* begin Input records *

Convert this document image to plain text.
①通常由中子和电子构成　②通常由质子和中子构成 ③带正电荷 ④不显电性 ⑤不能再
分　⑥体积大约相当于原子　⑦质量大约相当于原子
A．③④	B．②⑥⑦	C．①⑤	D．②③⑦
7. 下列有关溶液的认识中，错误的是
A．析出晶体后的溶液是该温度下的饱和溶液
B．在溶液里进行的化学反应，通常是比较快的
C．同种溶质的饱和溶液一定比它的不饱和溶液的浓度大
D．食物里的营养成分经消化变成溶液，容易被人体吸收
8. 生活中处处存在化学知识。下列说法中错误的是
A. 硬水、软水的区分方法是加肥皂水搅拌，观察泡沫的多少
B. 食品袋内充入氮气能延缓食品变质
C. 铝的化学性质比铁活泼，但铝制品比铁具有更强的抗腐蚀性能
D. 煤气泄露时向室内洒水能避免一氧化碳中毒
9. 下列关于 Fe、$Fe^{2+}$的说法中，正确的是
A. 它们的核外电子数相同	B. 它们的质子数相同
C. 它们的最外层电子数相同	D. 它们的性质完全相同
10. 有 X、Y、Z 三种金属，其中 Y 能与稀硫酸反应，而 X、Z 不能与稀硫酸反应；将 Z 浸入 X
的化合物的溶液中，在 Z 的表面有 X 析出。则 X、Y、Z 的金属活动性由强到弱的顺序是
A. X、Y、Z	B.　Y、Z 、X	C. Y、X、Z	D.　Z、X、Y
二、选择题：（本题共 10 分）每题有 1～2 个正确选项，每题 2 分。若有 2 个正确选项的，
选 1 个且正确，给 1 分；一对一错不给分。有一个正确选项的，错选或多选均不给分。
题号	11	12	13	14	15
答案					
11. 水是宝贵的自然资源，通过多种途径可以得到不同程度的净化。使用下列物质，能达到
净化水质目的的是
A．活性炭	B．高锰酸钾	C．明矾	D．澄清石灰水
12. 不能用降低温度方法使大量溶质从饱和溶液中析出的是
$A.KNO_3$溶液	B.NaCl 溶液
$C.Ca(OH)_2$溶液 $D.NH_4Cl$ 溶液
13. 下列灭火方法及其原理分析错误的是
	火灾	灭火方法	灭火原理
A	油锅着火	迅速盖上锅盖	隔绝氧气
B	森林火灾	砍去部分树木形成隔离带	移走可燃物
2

* end Input records *

### Work to be completed
Transcribe the data above in full, exactly.

### Solution below
Convert this document image to plain text.
①通常由中子和电子构成　②通常由质子和中子构成 ③带正电荷 ④不显电性 ⑤不能再
分　⑥体积大约相当于原子　⑦质量大约相当于原子
A．③④	B．②⑥⑦	C．①⑤	D．②③⑦
7. 下列有关溶液的认识中，错误的是
A．析出晶体后的溶液是该温度下的饱和溶液
B．在溶液里进行的化学反应，通常是比较快的
C．同种溶质的饱和溶液一定比它的不饱和溶液的浓度大
D．食物里的营养成分经消化变成溶液，容易被人体吸收
8. 生活中处处存在化学知识。下列说法中错误的是
A. 硬水、软水的区分方法是加肥皂水搅拌，观察泡沫的多少
B. 食品袋内充入氮气能延缓食品变质
C. 铝的化学性质比铁活泼，但铝制品比铁具有更强的抗腐蚀性能
D. 煤气泄露时向室内洒水能避免一氧化碳中毒
9. 下列关于 Fe、$Fe^{2+}$的说法中，正确的是
A. 它们的核外电子数相同	B. 它们的质子数相同
C. 它们的最外层电子数相同	D. 它们的性质完全相同
10. 有 X、Y、Z 三种金属，其中 Y 能与稀硫酸反应，而 X、Z 不能与稀硫酸反应；将 Z 浸入 X
的化合物的溶液中，在 Z 的表面有 X 析出。则 X、Y、Z 的金属活动性由强到弱的顺序是
A. X、Y、Z	B.　Y、Z 、X	C. Y、X、Z	D.　Z、X、Y
二、选择题：（本题共 10 分）每题有 1～2 个正确选项，每题 2 分。若有 2 个正确选项的，
选 1 个且正确，给 1 分；一对一错不给分。有一个正确选项的，错选或多选均不给分。
题号	11	12	13	14	15
答案					
11. 水是宝贵的自然资源，通过多种途径可以得到不同程度的净化。使用下列物质，能达到
净化水质目的的是
A．活性炭	B．高锰酸钾	C．明矾	D．澄清石灰水
12. 不能用降低温度方法使大量溶质从饱和溶液中析出的是
$A.KNO_3$溶液	B.NaCl 溶液
$C.Ca(OH)_2$溶液 $D.NH_4Cl$ 溶液
13. 下列灭火方法及其原理分析错误的是
	火灾	灭火方法	灭火原理
A	油锅着火	迅速盖上锅盖	隔绝氧气
B	森林火灾	砍去部分树木形成隔离带	移走可燃物
2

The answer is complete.